## Goal of the exercise
Copy the records that follow exactly as written, but not their pictures.

## Data rows
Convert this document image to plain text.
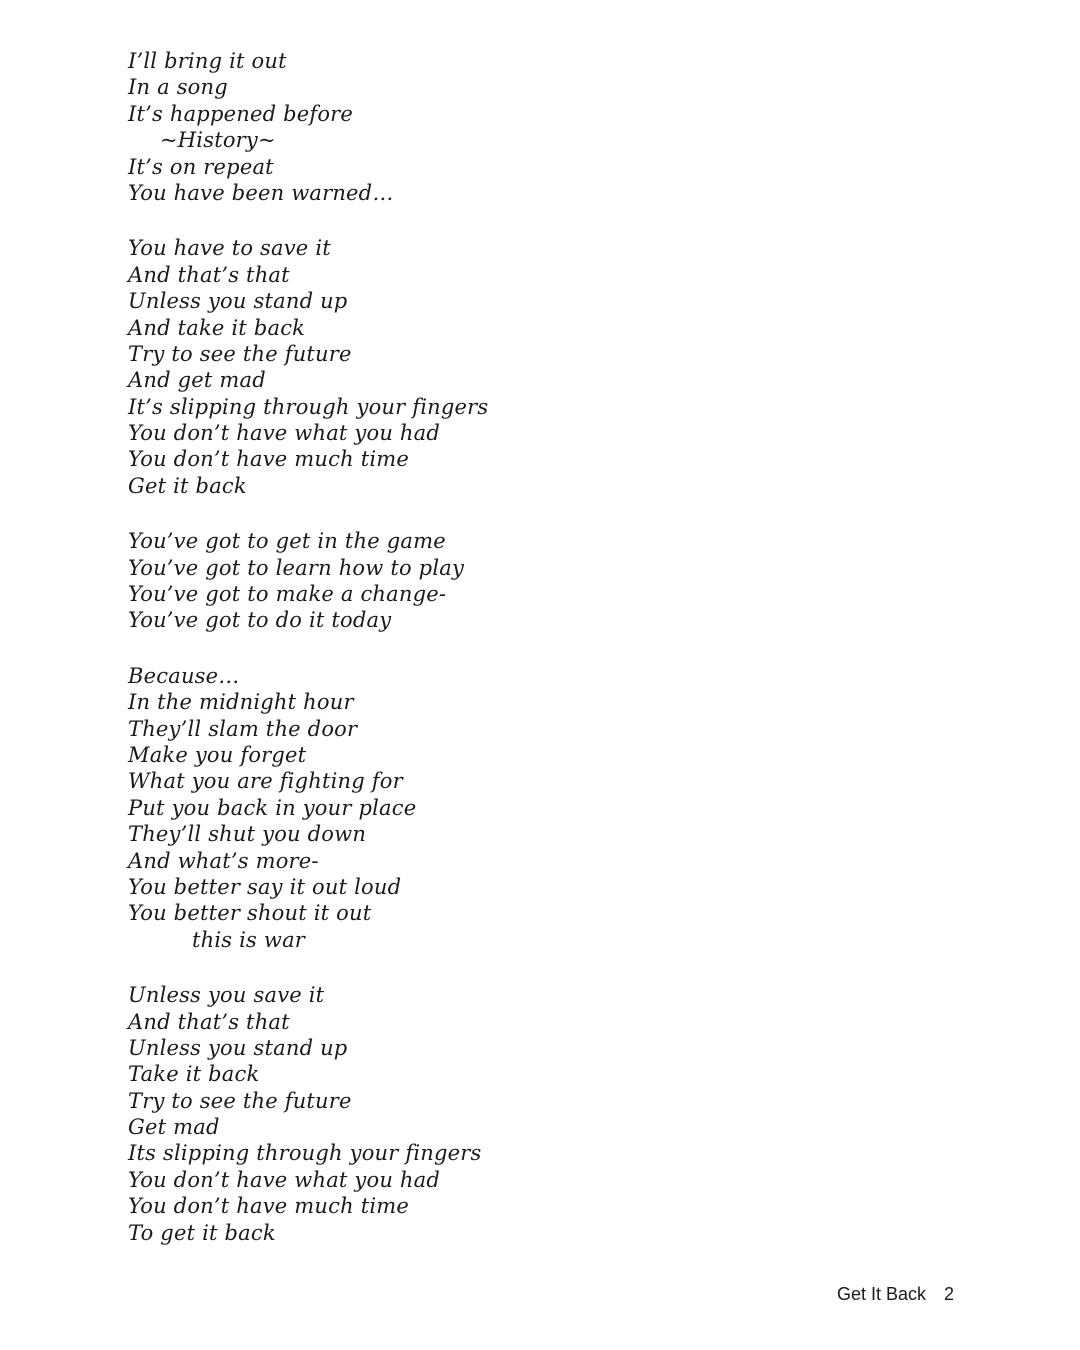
I’ll bring it out
In a song
It’s happened before
~History~
It’s on repeat
You have been warned…
You have to save it
And that’s that
Unless you stand up
And take it back
Try to see the future
And get mad
It’s slipping through your fingers
You don’t have what you had
You don’t have much time
Get it back
You’ve got to get in the game
You’ve got to learn how to play
You’ve got to make a change-
You’ve got to do it today
Because…
In the midnight hour
They’ll slam the door
Make you forget
What you are fighting for
Put you back in your place
They’ll shut you down
And what’s more-
You better say it out loud
You better shout it out
this is war
Unless you save it
And that’s that
Unless you stand up
Take it back
Try to see the future
Get mad
Its slipping through your fingers
You don’t have what you had
You don’t have much time
To get it back
Get It Back 2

## Answer below
Convert this document image to plain text.
I’ll bring it out
In a song
It’s happened before
~History~
It’s on repeat
You have been warned…
You have to save it
And that’s that
Unless you stand up
And take it back
Try to see the future
And get mad
It’s slipping through your fingers
You don’t have what you had
You don’t have much time
Get it back
You’ve got to get in the game
You’ve got to learn how to play
You’ve got to make a change-
You’ve got to do it today
Because…
In the midnight hour
They’ll slam the door
Make you forget
What you are fighting for
Put you back in your place
They’ll shut you down
And what’s more-
You better say it out loud
You better shout it out
this is war
Unless you save it
And that’s that
Unless you stand up
Take it back
Try to see the future
Get mad
Its slipping through your fingers
You don’t have what you had
You don’t have much time
To get it back
Get It Back 2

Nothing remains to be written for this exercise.